Records supplied
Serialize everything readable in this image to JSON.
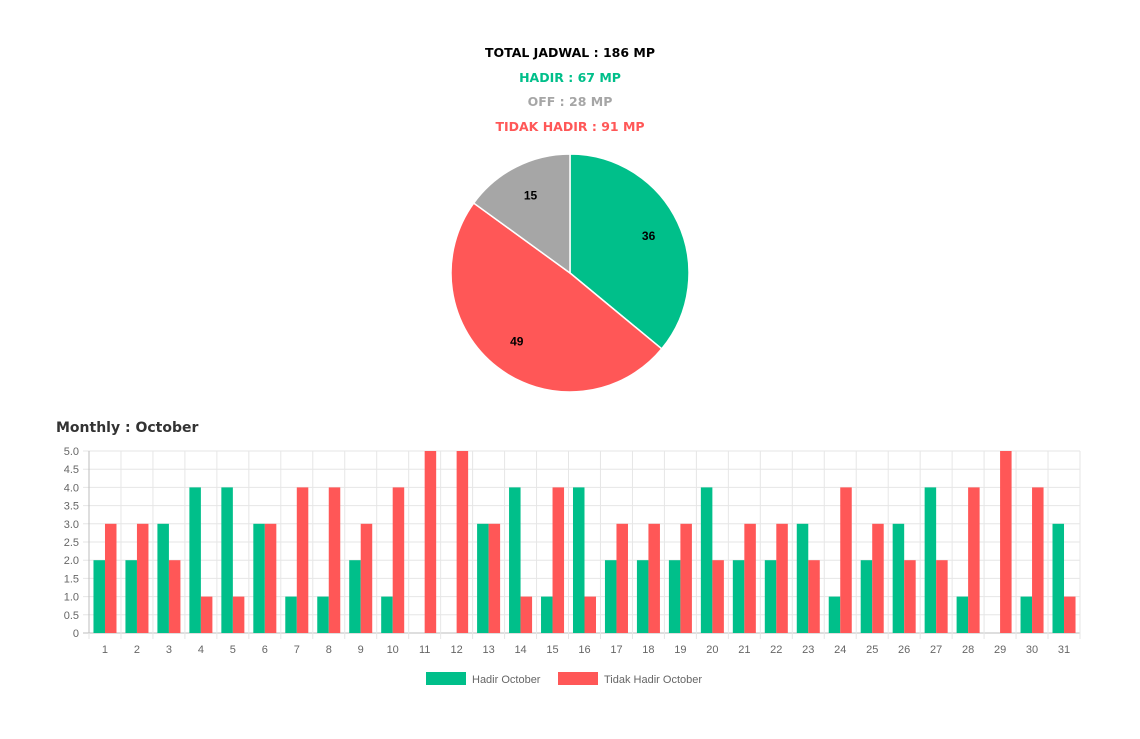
{
  "summary": {
    "total": "TOTAL JADWAL : 186 MP",
    "hadir": "HADIR : 67 MP",
    "off": "OFF : 28 MP",
    "tidak_hadir": "TIDAK HADIR : 91 MP"
  },
  "colors": {
    "hadir": "#00bf8a",
    "off": "#a6a6a6",
    "tidak_hadir": "#ff5757"
  },
  "monthly_title": "Monthly : October",
  "chart_data": [
    {
      "type": "pie",
      "slices": [
        {
          "key": "hadir",
          "value": 36,
          "color": "#00bf8a"
        },
        {
          "key": "tidak_hadir",
          "value": 49,
          "color": "#ff5757"
        },
        {
          "key": "off",
          "value": 15,
          "color": "#a6a6a6"
        }
      ]
    },
    {
      "type": "bar",
      "categories": [
        "1",
        "2",
        "3",
        "4",
        "5",
        "6",
        "7",
        "8",
        "9",
        "10",
        "11",
        "12",
        "13",
        "14",
        "15",
        "16",
        "17",
        "18",
        "19",
        "20",
        "21",
        "22",
        "23",
        "24",
        "25",
        "26",
        "27",
        "28",
        "29",
        "30",
        "31"
      ],
      "series": [
        {
          "name": "Hadir October",
          "color": "#00bf8a",
          "values": [
            2,
            2,
            3,
            4,
            4,
            3,
            1,
            1,
            2,
            1,
            0,
            0,
            3,
            4,
            1,
            4,
            2,
            2,
            2,
            4,
            2,
            2,
            3,
            1,
            2,
            3,
            4,
            1,
            0,
            1,
            3
          ]
        },
        {
          "name": "Tidak Hadir October",
          "color": "#ff5757",
          "values": [
            3,
            3,
            2,
            1,
            1,
            3,
            4,
            4,
            3,
            4,
            5,
            5,
            3,
            1,
            4,
            1,
            3,
            3,
            3,
            2,
            3,
            3,
            2,
            4,
            3,
            2,
            2,
            4,
            5,
            4,
            1
          ]
        }
      ],
      "ylim": [
        0,
        5
      ],
      "yticks": [
        "0",
        "0.5",
        "1.0",
        "1.5",
        "2.0",
        "2.5",
        "3.0",
        "3.5",
        "4.0",
        "4.5",
        "5.0"
      ],
      "grid": true,
      "legend": "bottom"
    }
  ]
}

Task
Every record above should be transcribed exactly; the pictures stay out of the copy.

Expected answer
Serialize everything readable in this image to JSON.
{
  "summary": {
    "total": "TOTAL JADWAL : 186 MP",
    "hadir": "HADIR : 67 MP",
    "off": "OFF : 28 MP",
    "tidak_hadir": "TIDAK HADIR : 91 MP"
  },
  "colors": {
    "hadir": "#00bf8a",
    "off": "#a6a6a6",
    "tidak_hadir": "#ff5757"
  },
  "monthly_title": "Monthly : October",
  "chart_data": [
    {
      "type": "pie",
      "slices": [
        {
          "key": "hadir",
          "value": 36,
          "color": "#00bf8a"
        },
        {
          "key": "tidak_hadir",
          "value": 49,
          "color": "#ff5757"
        },
        {
          "key": "off",
          "value": 15,
          "color": "#a6a6a6"
        }
      ]
    },
    {
      "type": "bar",
      "categories": [
        "1",
        "2",
        "3",
        "4",
        "5",
        "6",
        "7",
        "8",
        "9",
        "10",
        "11",
        "12",
        "13",
        "14",
        "15",
        "16",
        "17",
        "18",
        "19",
        "20",
        "21",
        "22",
        "23",
        "24",
        "25",
        "26",
        "27",
        "28",
        "29",
        "30",
        "31"
      ],
      "series": [
        {
          "name": "Hadir October",
          "color": "#00bf8a",
          "values": [
            2,
            2,
            3,
            4,
            4,
            3,
            1,
            1,
            2,
            1,
            0,
            0,
            3,
            4,
            1,
            4,
            2,
            2,
            2,
            4,
            2,
            2,
            3,
            1,
            2,
            3,
            4,
            1,
            0,
            1,
            3
          ]
        },
        {
          "name": "Tidak Hadir October",
          "color": "#ff5757",
          "values": [
            3,
            3,
            2,
            1,
            1,
            3,
            4,
            4,
            3,
            4,
            5,
            5,
            3,
            1,
            4,
            1,
            3,
            3,
            3,
            2,
            3,
            3,
            2,
            4,
            3,
            2,
            2,
            4,
            5,
            4,
            1
          ]
        }
      ],
      "ylim": [
        0,
        5
      ],
      "yticks": [
        "0",
        "0.5",
        "1.0",
        "1.5",
        "2.0",
        "2.5",
        "3.0",
        "3.5",
        "4.0",
        "4.5",
        "5.0"
      ],
      "grid": true,
      "legend": "bottom"
    }
  ]
}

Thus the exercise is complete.